Exercise details. Return each line of the data below as a JSON list of strings, one string per line, omitting blank lines.

Data rows.
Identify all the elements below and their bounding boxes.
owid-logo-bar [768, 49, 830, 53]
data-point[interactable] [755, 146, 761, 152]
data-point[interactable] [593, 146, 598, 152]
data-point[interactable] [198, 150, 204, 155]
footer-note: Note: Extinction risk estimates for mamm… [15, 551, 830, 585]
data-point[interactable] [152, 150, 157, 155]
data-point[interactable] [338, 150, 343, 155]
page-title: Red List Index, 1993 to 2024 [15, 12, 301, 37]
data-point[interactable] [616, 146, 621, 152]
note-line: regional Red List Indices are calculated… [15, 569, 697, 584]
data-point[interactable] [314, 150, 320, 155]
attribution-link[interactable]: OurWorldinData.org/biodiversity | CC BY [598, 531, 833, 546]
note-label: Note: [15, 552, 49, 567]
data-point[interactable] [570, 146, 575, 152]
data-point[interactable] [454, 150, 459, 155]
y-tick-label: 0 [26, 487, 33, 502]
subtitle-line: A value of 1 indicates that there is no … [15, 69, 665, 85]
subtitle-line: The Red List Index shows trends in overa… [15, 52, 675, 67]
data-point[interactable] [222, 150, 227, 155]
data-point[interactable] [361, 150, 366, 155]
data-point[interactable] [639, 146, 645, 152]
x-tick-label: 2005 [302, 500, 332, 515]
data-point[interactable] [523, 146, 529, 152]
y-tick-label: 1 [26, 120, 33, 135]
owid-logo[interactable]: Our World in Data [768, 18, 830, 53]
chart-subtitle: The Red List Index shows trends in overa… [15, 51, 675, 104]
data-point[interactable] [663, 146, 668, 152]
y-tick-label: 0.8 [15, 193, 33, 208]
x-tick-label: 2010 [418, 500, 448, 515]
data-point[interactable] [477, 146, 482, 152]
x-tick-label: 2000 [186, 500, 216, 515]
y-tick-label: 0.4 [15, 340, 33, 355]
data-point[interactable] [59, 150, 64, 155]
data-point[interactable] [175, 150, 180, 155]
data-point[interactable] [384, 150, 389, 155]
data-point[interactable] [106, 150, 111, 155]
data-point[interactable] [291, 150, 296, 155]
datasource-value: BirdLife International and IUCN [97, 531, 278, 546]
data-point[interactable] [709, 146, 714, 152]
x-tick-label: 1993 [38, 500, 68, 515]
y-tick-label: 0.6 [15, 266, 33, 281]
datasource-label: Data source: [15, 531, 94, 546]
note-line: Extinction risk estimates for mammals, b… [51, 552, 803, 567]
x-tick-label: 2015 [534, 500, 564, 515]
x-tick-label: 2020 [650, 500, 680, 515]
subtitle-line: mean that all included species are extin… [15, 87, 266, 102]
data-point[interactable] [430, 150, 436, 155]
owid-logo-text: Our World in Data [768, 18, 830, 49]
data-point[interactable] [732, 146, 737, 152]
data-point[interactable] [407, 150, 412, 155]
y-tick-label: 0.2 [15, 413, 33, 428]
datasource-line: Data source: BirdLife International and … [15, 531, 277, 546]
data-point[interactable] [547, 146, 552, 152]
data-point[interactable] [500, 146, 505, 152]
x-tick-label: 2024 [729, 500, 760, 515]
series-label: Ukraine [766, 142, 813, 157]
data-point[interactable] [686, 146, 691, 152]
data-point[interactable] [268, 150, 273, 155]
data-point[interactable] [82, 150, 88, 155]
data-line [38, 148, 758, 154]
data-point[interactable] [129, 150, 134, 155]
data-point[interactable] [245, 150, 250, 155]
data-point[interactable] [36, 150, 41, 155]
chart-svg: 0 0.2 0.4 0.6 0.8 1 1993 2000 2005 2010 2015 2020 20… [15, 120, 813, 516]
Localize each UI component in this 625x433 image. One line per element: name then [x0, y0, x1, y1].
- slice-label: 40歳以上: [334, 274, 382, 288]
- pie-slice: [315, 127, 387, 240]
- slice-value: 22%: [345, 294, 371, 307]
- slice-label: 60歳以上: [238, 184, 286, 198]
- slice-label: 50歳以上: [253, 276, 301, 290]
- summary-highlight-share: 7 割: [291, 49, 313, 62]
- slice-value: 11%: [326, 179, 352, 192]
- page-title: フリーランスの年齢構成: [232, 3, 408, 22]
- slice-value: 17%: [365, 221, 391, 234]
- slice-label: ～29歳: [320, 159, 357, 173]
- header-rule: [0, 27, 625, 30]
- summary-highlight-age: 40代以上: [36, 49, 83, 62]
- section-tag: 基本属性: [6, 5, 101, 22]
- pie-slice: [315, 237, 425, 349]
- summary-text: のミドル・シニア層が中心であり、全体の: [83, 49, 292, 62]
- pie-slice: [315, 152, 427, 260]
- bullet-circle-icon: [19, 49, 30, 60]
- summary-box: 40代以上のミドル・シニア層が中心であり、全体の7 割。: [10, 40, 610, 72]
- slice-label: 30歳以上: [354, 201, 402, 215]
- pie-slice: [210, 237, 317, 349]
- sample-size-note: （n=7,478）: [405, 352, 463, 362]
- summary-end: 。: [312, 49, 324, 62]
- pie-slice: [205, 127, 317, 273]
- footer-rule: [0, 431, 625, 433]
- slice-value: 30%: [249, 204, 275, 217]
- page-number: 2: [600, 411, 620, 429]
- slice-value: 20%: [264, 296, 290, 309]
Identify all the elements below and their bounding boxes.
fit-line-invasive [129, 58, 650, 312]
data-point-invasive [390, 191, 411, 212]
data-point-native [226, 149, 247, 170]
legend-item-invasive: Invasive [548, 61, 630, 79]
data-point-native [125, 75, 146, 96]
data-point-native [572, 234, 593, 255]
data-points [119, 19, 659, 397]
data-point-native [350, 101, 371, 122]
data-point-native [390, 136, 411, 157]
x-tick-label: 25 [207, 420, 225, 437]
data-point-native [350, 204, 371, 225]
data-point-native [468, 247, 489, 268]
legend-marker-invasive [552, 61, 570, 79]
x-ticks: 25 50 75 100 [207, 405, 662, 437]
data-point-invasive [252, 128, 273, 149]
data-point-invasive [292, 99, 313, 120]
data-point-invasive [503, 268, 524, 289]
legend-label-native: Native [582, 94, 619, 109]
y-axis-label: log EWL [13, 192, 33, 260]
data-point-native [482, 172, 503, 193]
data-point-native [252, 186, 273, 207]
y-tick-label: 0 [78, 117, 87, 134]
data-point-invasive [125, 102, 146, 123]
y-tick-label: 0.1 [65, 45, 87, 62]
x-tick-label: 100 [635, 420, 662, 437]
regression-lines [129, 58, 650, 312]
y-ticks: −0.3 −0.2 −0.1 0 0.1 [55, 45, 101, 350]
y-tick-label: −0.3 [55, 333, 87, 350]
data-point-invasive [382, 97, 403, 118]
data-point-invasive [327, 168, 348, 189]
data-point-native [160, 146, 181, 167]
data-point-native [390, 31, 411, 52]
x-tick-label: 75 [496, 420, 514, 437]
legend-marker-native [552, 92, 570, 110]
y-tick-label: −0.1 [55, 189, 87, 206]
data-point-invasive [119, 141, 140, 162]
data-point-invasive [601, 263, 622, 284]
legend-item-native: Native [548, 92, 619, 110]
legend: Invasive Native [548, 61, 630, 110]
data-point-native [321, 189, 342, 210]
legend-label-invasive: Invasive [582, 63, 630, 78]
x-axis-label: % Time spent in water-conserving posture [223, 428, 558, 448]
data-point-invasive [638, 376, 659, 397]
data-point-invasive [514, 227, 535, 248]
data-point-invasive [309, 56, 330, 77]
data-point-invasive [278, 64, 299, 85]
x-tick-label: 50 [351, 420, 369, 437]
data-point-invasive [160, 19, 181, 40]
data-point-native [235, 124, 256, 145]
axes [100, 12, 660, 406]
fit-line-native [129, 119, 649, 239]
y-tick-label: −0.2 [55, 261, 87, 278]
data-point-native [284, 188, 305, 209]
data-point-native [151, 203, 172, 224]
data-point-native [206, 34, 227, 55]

Answer to this problem.
[
  "Identify all the elements below and their bounding boxes.",
  "owid-logo-bar [768, 49, 830, 53]",
  "data-point[interactable] [755, 146, 761, 152]",
  "data-point[interactable] [593, 146, 598, 152]",
  "data-point[interactable] [198, 150, 204, 155]",
  "footer-note: Note: Extinction risk estimates for mamm… [15, 551, 830, 585]",
  "data-point[interactable] [152, 150, 157, 155]",
  "data-point[interactable] [338, 150, 343, 155]",
  "page-title: Red List Index, 1993 to 2024 [15, 12, 301, 37]",
  "data-point[interactable] [616, 146, 621, 152]",
  "note-line: regional Red List Indices are calculated… [15, 569, 697, 584]",
  "data-point[interactable] [314, 150, 320, 155]",
  "attribution-link[interactable]: OurWorldinData.org/biodiversity | CC BY [598, 531, 833, 546]",
  "note-label: Note: [15, 552, 49, 567]",
  "data-point[interactable] [570, 146, 575, 152]",
  "data-point[interactable] [454, 150, 459, 155]",
  "y-tick-label: 0 [26, 487, 33, 502]",
  "subtitle-line: A value of 1 indicates that there is no … [15, 69, 665, 85]",
  "subtitle-line: The Red List Index shows trends in overa… [15, 52, 675, 67]",
  "data-point[interactable] [222, 150, 227, 155]",
  "data-point[interactable] [361, 150, 366, 155]",
  "data-point[interactable] [639, 146, 645, 152]",
  "x-tick-label: 2005 [302, 500, 332, 515]",
  "data-point[interactable] [523, 146, 529, 152]",
  "y-tick-label: 1 [26, 120, 33, 135]",
  "owid-logo[interactable]: Our World in Data [768, 18, 830, 53]",
  "chart-subtitle: The Red List Index shows trends in overa… [15, 51, 675, 104]",
  "data-point[interactable] [663, 146, 668, 152]",
  "y-tick-label: 0.8 [15, 193, 33, 208]",
  "x-tick-label: 2010 [418, 500, 448, 515]",
  "data-point[interactable] [477, 146, 482, 152]",
  "x-tick-label: 2000 [186, 500, 216, 515]",
  "y-tick-label: 0.4 [15, 340, 33, 355]",
  "data-point[interactable] [59, 150, 64, 155]",
  "data-point[interactable] [175, 150, 180, 155]",
  "data-point[interactable] [384, 150, 389, 155]",
  "data-point[interactable] [106, 150, 111, 155]",
  "data-point[interactable] [291, 150, 296, 155]",
  "datasource-value: BirdLife International and IUCN [97, 531, 278, 546]",
  "data-point[interactable] [709, 146, 714, 152]",
  "x-tick-label: 1993 [38, 500, 68, 515]",
  "y-tick-label: 0.6 [15, 266, 33, 281]",
  "datasource-label: Data source: [15, 531, 94, 546]",
  "note-line: Extinction risk estimates for mammals, b… [51, 552, 803, 567]",
  "x-tick-label: 2015 [534, 500, 564, 515]",
  "x-tick-label: 2020 [650, 500, 680, 515]",
  "subtitle-line: mean that all included species are extin… [15, 87, 266, 102]",
  "data-point[interactable] [430, 150, 436, 155]",
  "owid-logo-text: Our World in Data [768, 18, 830, 49]",
  "data-point[interactable] [732, 146, 737, 152]",
  "data-point[interactable] [407, 150, 412, 155]",
  "y-tick-label: 0.2 [15, 413, 33, 428]",
  "datasource-line: Data source: BirdLife International and … [15, 531, 277, 546]",
  "data-point[interactable] [547, 146, 552, 152]",
  "data-point[interactable] [500, 146, 505, 152]",
  "x-tick-label: 2024 [729, 500, 760, 515]",
  "series-label: Ukraine [766, 142, 813, 157]",
  "data-point[interactable] [686, 146, 691, 152]",
  "data-point[interactable] [268, 150, 273, 155]",
  "data-point[interactable] [82, 150, 88, 155]",
  "data-line [38, 148, 758, 154]",
  "data-point[interactable] [129, 150, 134, 155]",
  "data-point[interactable] [245, 150, 250, 155]",
  "data-point[interactable] [36, 150, 41, 155]",
  "chart-svg: 0 0.2 0.4 0.6 0.8 1 1993 2000 2005 2010 2015 2020 20… [15, 120, 813, 516]",
  "Localize each UI component in this 625x433 image. One line per element: name then [x0, y0, x1, y1].",
  "- slice-label: 40歳以上: [334, 274, 382, 288]",
  "- pie-slice: [315, 127, 387, 240]",
  "- slice-value: 22%: [345, 294, 371, 307]",
  "- slice-label: 60歳以上: [238, 184, 286, 198]",
  "- slice-label: 50歳以上: [253, 276, 301, 290]",
  "- summary-highlight-share: 7 割: [291, 49, 313, 62]",
  "- slice-value: 11%: [326, 179, 352, 192]",
  "- page-title: フリーランスの年齢構成: [232, 3, 408, 22]",
  "- slice-value: 17%: [365, 221, 391, 234]",
  "- slice-label: ～29歳: [320, 159, 357, 173]",
  "- header-rule: [0, 27, 625, 30]",
  "- summary-highlight-age: 40代以上: [36, 49, 83, 62]",
  "- section-tag: 基本属性: [6, 5, 101, 22]",
  "- pie-slice: [315, 237, 425, 349]",
  "- summary-text: のミドル・シニア層が中心であり、全体の: [83, 49, 292, 62]",
  "- pie-slice: [315, 152, 427, 260]",
  "- bullet-circle-icon: [19, 49, 30, 60]",
  "- summary-box: 40代以上のミドル・シニア層が中心であり、全体の7 割。: [10, 40, 610, 72]",
  "- slice-label: 30歳以上: [354, 201, 402, 215]",
  "- pie-slice: [210, 237, 317, 349]",
  "- sample-size-note: （n=7,478）: [405, 352, 463, 362]",
  "- summary-end: 。: [312, 49, 324, 62]",
  "- pie-slice: [205, 127, 317, 273]",
  "- footer-rule: [0, 431, 625, 433]",
  "- slice-value: 30%: [249, 204, 275, 217]",
  "- page-number: 2: [600, 411, 620, 429]",
  "- slice-value: 20%: [264, 296, 290, 309]",
  "Identify all the elements below and their bounding boxes.",
  "fit-line-invasive [129, 58, 650, 312]",
  "data-point-invasive [390, 191, 411, 212]",
  "data-point-native [226, 149, 247, 170]",
  "legend-item-invasive: Invasive [548, 61, 630, 79]",
  "data-point-native [125, 75, 146, 96]",
  "data-point-native [572, 234, 593, 255]",
  "data-points [119, 19, 659, 397]",
  "data-point-native [350, 101, 371, 122]",
  "data-point-native [390, 136, 411, 157]",
  "x-tick-label: 25 [207, 420, 225, 437]",
  "data-point-native [350, 204, 371, 225]",
  "data-point-native [468, 247, 489, 268]",
  "legend-marker-invasive [552, 61, 570, 79]",
  "x-ticks: 25 50 75 100 [207, 405, 662, 437]",
  "data-point-invasive [252, 128, 273, 149]",
  "data-point-invasive [292, 99, 313, 120]",
  "data-point-invasive [503, 268, 524, 289]",
  "legend-label-native: Native [582, 94, 619, 109]",
  "y-axis-label: log EWL [13, 192, 33, 260]",
  "data-point-native [482, 172, 503, 193]",
  "data-point-native [252, 186, 273, 207]",
  "y-tick-label: 0 [78, 117, 87, 134]",
  "data-point-invasive [125, 102, 146, 123]",
  "y-tick-label: 0.1 [65, 45, 87, 62]",
  "x-tick-label: 100 [635, 420, 662, 437]",
  "regression-lines [129, 58, 650, 312]",
  "y-ticks: −0.3 −0.2 −0.1 0 0.1 [55, 45, 101, 350]",
  "y-tick-label: −0.3 [55, 333, 87, 350]",
  "data-point-invasive [382, 97, 403, 118]",
  "data-point-invasive [327, 168, 348, 189]",
  "data-point-native [160, 146, 181, 167]",
  "data-point-native [390, 31, 411, 52]",
  "x-tick-label: 75 [496, 420, 514, 437]",
  "legend-marker-native [552, 92, 570, 110]",
  "y-tick-label: −0.1 [55, 189, 87, 206]",
  "data-point-invasive [119, 141, 140, 162]",
  "data-point-invasive [601, 263, 622, 284]",
  "legend-item-native: Native [548, 92, 619, 110]",
  "legend: Invasive Native [548, 61, 630, 110]",
  "data-point-native [321, 189, 342, 210]",
  "legend-label-invasive: Invasive [582, 63, 630, 78]",
  "x-axis-label: % Time spent in water-conserving posture [223, 428, 558, 448]",
  "data-point-invasive [638, 376, 659, 397]",
  "data-point-invasive [514, 227, 535, 248]",
  "data-point-invasive [309, 56, 330, 77]",
  "data-point-invasive [278, 64, 299, 85]",
  "x-tick-label: 50 [351, 420, 369, 437]",
  "data-point-invasive [160, 19, 181, 40]",
  "data-point-native [235, 124, 256, 145]",
  "axes [100, 12, 660, 406]",
  "fit-line-native [129, 119, 649, 239]",
  "y-tick-label: −0.2 [55, 261, 87, 278]",
  "data-point-native [284, 188, 305, 209]",
  "data-point-native [151, 203, 172, 224]",
  "data-point-native [206, 34, 227, 55]"
]